SOURCE DOCUMENT start

COURT OF APPEAL OF THE STATE OF CALIFORNIA FOURTH APPELLATE DISTRICT DIVISION THREE
Nov 30, 2012
G046229 (Cal. Ct. App. Nov. 30, 2012)

Opinion

G046229

11-30-2012

THE PEOPLE, Plaintiff and Respondent, v. HAC NHU NGUYEN, Defendant and Appellant.

Phillip I. Bronson, under appointment by the Court of Appeal for Defendant and Appellant. Kamala D. Harris, Attorney General, Dane R. Gillette, Chief Assistant Attorney General, Julie L. Garland, Assistant Attorney General, William M. Wood and Kathryn Kirschbaum, Deputy Attorneys General, for Plaintiff and Respondent.


NOT TO BE PUBLISHED IN OFFICIAL REPORTS

California Rules of Court, rule 8.1115(a), prohibits courts and parties from citing or relying on opinions not certified for publication or ordered published, except as specified by rule 8.1115(b). This opinion has not been certified for publication or ordered published for purposes of rule 8.1115.

(Super. Ct. No. 11CF0388)


OPINION

Appeal from a judgment of the Superior Court of Orange County, William D. Claster, Judge. Reversed with directions.

Phillip I. Bronson, under appointment by the Court of Appeal for Defendant and Appellant.

Kamala D. Harris, Attorney General, Dane R. Gillette, Chief Assistant Attorney General, Julie L. Garland, Assistant Attorney General, William M. Wood and Kathryn Kirschbaum, Deputy Attorneys General, for Plaintiff and Respondent.

INTRODUCTION

In this appeal, both the Attorney General and appellant, Hac Nhu Nguyen, agree that the trial judge made a mistake when he extended appellant's guilty plea in a shoplifting case to his three prior prison terms for sentence enhancement purposes. The question before us is what to do about it. The Attorney General asks us to send the case back for further proceedings. Appellant wants us to strike the enhancement sentences.

The case cannot be sent back for "further proceedings," if by that phrase the Attorney General means retrying appellant's prior prison term enhancements. The appellant did not waive his right to a jury trial on these enhancements and did not plead guilty to them. The necessary findings to support the imposition of an enhanced sentence for prior prison terms were not made. Under these circumstances, the prosecution does not get to take another shot.

SOURCE DOCUMENT end

PROBLEM DESCRIPTION >>
Continue the appellate opinion in the shoplifting appeal, picking up after its final sentence. The entries that follow are not required for this work.

INFORMATION PROVIDED start

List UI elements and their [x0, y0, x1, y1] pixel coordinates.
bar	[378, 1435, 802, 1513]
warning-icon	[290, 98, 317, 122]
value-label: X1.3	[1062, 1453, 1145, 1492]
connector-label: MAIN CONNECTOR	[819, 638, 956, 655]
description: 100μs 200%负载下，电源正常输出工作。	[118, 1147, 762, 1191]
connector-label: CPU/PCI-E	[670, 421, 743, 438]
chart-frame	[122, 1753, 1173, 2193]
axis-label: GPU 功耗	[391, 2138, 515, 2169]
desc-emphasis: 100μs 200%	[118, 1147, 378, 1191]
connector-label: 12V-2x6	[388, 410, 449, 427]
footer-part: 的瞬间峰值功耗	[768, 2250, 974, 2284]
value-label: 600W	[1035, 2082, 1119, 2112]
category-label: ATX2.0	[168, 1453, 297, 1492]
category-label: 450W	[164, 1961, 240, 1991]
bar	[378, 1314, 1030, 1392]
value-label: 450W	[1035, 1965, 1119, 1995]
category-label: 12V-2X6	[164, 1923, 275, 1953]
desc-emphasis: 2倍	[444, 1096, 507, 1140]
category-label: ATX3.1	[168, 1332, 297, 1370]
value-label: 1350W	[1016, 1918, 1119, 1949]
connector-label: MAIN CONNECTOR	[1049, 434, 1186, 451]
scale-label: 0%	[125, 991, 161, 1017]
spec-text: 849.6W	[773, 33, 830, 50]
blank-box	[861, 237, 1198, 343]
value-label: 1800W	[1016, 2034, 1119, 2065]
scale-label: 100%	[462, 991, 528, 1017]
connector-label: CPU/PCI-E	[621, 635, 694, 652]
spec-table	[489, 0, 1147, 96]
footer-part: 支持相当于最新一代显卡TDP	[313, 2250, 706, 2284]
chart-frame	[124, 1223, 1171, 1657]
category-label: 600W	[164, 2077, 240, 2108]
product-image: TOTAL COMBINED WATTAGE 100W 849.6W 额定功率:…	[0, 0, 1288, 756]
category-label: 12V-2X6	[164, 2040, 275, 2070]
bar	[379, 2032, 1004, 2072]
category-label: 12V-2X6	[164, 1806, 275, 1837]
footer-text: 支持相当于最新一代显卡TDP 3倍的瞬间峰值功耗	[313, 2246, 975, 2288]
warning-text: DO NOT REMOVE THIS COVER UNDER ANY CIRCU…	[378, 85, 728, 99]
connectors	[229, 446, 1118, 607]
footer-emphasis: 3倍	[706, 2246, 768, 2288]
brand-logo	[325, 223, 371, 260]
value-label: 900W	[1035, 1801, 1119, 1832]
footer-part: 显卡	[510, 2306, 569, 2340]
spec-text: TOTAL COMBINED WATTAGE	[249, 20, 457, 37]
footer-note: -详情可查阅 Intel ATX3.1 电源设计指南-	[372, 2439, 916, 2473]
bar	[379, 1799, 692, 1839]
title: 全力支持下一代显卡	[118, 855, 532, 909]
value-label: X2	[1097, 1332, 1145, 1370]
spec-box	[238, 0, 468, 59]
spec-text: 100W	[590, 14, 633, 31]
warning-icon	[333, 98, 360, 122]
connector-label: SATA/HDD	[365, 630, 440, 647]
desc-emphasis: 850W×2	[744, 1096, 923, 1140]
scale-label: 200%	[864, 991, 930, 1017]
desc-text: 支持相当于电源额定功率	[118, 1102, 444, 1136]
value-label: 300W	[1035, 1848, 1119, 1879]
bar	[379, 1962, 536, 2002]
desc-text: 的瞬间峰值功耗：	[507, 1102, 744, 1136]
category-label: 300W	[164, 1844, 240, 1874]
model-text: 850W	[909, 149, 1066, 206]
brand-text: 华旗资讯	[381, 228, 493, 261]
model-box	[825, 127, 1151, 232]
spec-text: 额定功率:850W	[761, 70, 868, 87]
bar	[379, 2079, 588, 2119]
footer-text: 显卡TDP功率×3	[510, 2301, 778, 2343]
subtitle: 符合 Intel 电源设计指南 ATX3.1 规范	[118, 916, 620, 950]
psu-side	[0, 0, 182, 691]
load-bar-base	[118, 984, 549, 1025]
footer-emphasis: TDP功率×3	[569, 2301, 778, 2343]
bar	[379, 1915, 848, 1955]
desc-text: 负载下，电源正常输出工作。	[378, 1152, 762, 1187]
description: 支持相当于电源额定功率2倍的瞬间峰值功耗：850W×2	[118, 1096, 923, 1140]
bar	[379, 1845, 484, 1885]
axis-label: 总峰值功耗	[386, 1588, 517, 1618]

INFORMATION PROVIDED end
INFORMATION PROVIDED start

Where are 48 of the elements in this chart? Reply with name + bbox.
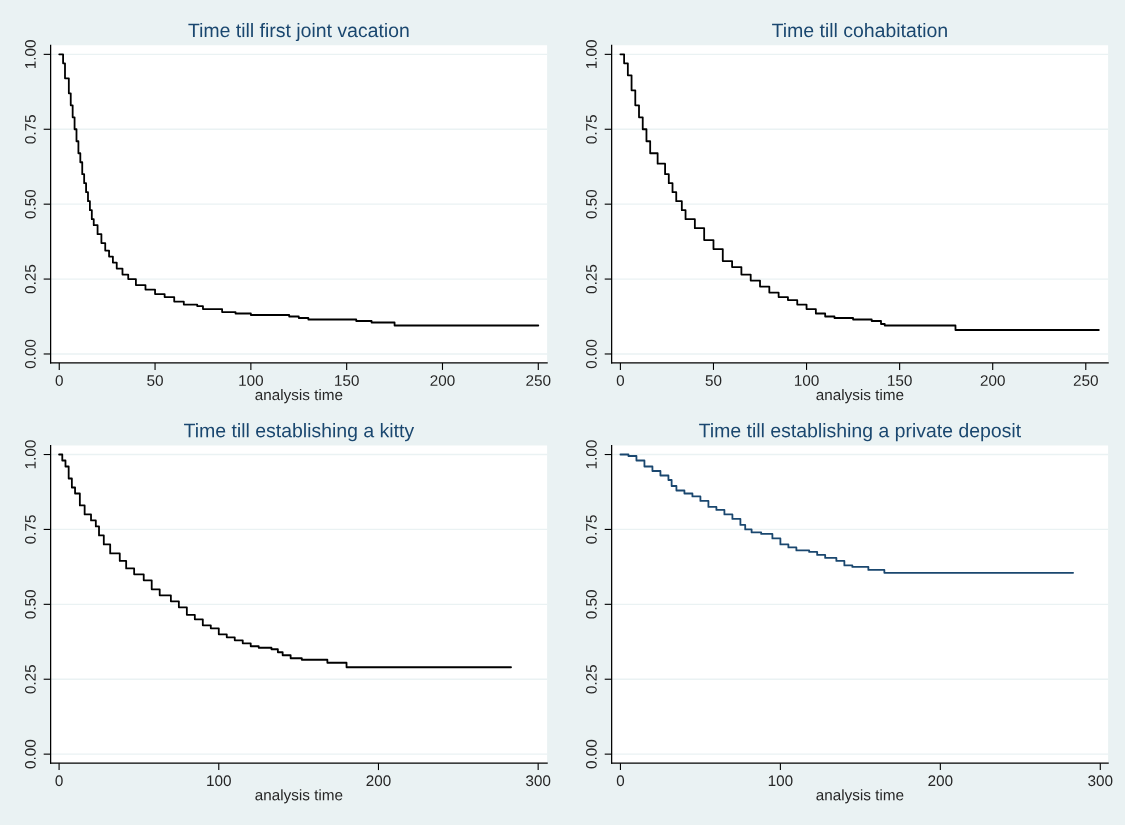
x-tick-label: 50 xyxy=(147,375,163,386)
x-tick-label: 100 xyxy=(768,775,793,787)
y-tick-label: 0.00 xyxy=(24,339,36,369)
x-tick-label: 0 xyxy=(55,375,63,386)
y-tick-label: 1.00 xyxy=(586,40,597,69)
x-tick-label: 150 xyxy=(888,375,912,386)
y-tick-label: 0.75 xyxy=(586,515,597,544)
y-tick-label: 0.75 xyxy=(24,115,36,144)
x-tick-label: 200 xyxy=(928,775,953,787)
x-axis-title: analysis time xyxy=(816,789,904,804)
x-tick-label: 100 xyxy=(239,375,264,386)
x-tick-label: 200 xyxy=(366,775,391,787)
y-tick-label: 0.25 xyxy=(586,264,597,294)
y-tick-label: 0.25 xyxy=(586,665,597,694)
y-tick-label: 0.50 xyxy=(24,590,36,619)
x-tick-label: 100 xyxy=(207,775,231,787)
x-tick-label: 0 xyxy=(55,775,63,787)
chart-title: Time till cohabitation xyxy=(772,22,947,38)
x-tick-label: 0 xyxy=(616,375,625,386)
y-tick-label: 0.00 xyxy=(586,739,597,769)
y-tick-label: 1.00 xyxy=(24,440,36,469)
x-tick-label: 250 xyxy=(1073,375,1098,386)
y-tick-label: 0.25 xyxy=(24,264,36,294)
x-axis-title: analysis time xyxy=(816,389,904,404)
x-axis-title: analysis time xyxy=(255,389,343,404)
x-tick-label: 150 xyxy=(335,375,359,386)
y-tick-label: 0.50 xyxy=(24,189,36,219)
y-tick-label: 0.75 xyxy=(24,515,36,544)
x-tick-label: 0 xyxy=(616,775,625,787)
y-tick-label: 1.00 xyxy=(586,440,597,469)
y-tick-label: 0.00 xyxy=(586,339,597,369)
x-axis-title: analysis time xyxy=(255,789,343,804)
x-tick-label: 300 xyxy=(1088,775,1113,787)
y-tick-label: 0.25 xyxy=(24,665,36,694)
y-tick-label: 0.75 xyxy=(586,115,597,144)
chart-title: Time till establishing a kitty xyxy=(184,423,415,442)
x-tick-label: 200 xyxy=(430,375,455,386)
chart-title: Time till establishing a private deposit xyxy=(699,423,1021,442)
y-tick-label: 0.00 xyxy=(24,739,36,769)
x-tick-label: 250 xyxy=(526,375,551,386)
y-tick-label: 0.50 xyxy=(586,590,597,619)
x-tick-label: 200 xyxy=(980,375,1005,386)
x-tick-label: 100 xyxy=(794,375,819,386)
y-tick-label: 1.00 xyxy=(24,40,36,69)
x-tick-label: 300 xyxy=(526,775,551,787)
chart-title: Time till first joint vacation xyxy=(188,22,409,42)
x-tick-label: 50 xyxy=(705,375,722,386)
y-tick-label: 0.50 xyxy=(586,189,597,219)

INFORMATION PROVIDED end

WRITTEN ANSWER >>
Accordingly we reverse the trial court's judgment to the extent it can be interpreted to find allegations of prior prison terms true or admitted and impose enhanced sentences for them. We also order the clerk to correct the minutes of the case to show a finding of "not true" as to the sentence enhancements. The abstract of judgment, however, came out right; it does not need to be corrected.

FACTS

On February 8, 2011, Walmart security apprehended appellant for shoplifting at a store in Orange. He was arrested and charged with one count of robbery, one count of commercial burglary, and, since he had lied to the arresting officer about his name and date of birth, one count of false representation to a police officer. The complaint also alleged that appellant had three prior felony convictions for which he served separate prison terms of more than one year. (See Pen. Code, § 667.5, subd. (b).) He pleaded not guilty.

All further statutory references are to the Penal Code.

The case went to trial in September 2011. The trial was not bifurcated between the charged offenses and the prior prison terms. At the close of evidence, the court granted the defense motion for judgment of acquittal on the robbery count. Appellant then pleaded guilty to the remaining two counts, for burglary and false representation. The jury was excused, without making any findings.

After the judge granted the motion on the robbery count, defense counsel stated, "In light of Your Honor's ruling, I have discussed with Mr. Nguyen, and he is willing to plead guilty to the remaining charges . . . ." The judge then clarified what "remaining charges" appellant was pleading to: "commercial burglary and a violation of . . . section 148.9 [false representation of identity to a peace officer]."

Appellant was also before the court on a different case, one for residential burglary and criminal threats. The residential burglary case also included allegations regarding appellant's three prior prison terms. The case proceeded to a verdict, and the jury convicted appellant on both counts. The court then held one sentencing hearing for both cases, on November 18, 2011.

As to the residential burglary case, "[t]he court found, after the conclusion of the jury trial, that the three prior prison enhancements were applicable here . . ." Appellant has admitted that he waived his right to a jury trial as to the effect of the prior prison terms on his sentence in that case, and it is not before us.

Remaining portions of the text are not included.